* What the exercise asks
From the listing below, extract each entry exactly as written, minus the images.

* Dataset content
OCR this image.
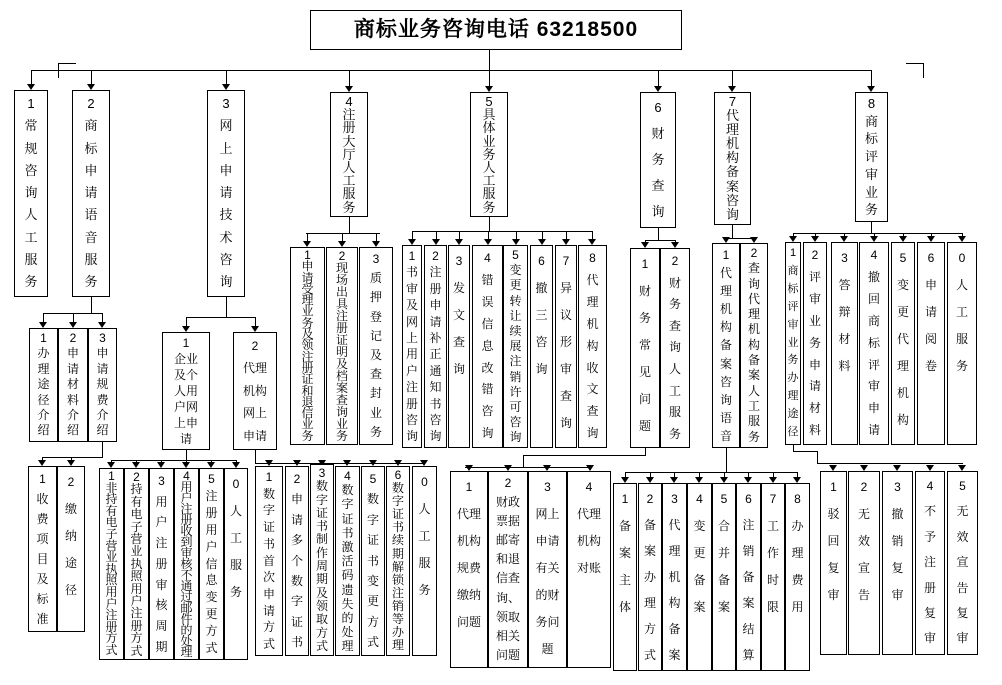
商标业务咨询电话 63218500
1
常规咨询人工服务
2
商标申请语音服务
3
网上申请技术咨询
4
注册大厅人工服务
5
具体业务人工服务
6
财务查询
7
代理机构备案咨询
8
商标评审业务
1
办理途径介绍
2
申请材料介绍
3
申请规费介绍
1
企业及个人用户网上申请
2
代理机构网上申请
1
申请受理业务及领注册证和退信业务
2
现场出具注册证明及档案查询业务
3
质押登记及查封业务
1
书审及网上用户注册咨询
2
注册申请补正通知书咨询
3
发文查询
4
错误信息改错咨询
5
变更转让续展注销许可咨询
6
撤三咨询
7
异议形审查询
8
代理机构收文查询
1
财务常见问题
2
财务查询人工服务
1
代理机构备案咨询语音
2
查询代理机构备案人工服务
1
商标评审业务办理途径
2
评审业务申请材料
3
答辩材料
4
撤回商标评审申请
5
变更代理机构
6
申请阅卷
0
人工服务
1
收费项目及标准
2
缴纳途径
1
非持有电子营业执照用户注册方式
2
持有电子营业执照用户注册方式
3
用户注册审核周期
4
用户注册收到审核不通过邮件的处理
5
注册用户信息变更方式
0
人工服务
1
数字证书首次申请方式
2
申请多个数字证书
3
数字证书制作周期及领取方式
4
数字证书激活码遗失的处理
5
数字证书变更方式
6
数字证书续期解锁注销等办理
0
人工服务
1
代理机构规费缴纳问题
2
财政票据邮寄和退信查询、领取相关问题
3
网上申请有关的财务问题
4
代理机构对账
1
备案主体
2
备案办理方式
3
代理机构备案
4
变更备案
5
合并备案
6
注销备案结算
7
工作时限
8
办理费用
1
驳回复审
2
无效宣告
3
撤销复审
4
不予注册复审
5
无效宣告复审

* Output for this task
OCR this image.
商标业务咨询电话 63218500
1
常规咨询人工服务
2
商标申请语音服务
3
网上申请技术咨询
4
注册大厅人工服务
5
具体业务人工服务
6
财务查询
7
代理机构备案咨询
8
商标评审业务
1
办理途径介绍
2
申请材料介绍
3
申请规费介绍
1
企业及个人用户网上申请
2
代理机构网上申请
1
申请受理业务及领注册证和退信业务
2
现场出具注册证明及档案查询业务
3
质押登记及查封业务
1
书审及网上用户注册咨询
2
注册申请补正通知书咨询
3
发文查询
4
错误信息改错咨询
5
变更转让续展注销许可咨询
6
撤三咨询
7
异议形审查询
8
代理机构收文查询
1
财务常见问题
2
财务查询人工服务
1
代理机构备案咨询语音
2
查询代理机构备案人工服务
1
商标评审业务办理途径
2
评审业务申请材料
3
答辩材料
4
撤回商标评审申请
5
变更代理机构
6
申请阅卷
0
人工服务
1
收费项目及标准
2
缴纳途径
1
非持有电子营业执照用户注册方式
2
持有电子营业执照用户注册方式
3
用户注册审核周期
4
用户注册收到审核不通过邮件的处理
5
注册用户信息变更方式
0
人工服务
1
数字证书首次申请方式
2
申请多个数字证书
3
数字证书制作周期及领取方式
4
数字证书激活码遗失的处理
5
数字证书变更方式
6
数字证书续期解锁注销等办理
0
人工服务
1
代理机构规费缴纳问题
2
财政票据邮寄和退信查询、领取相关问题
3
网上申请有关的财务问题
4
代理机构对账
1
备案主体
2
备案办理方式
3
代理机构备案
4
变更备案
5
合并备案
6
注销备案结算
7
工作时限
8
办理费用
1
驳回复审
2
无效宣告
3
撤销复审
4
不予注册复审
5
无效宣告复审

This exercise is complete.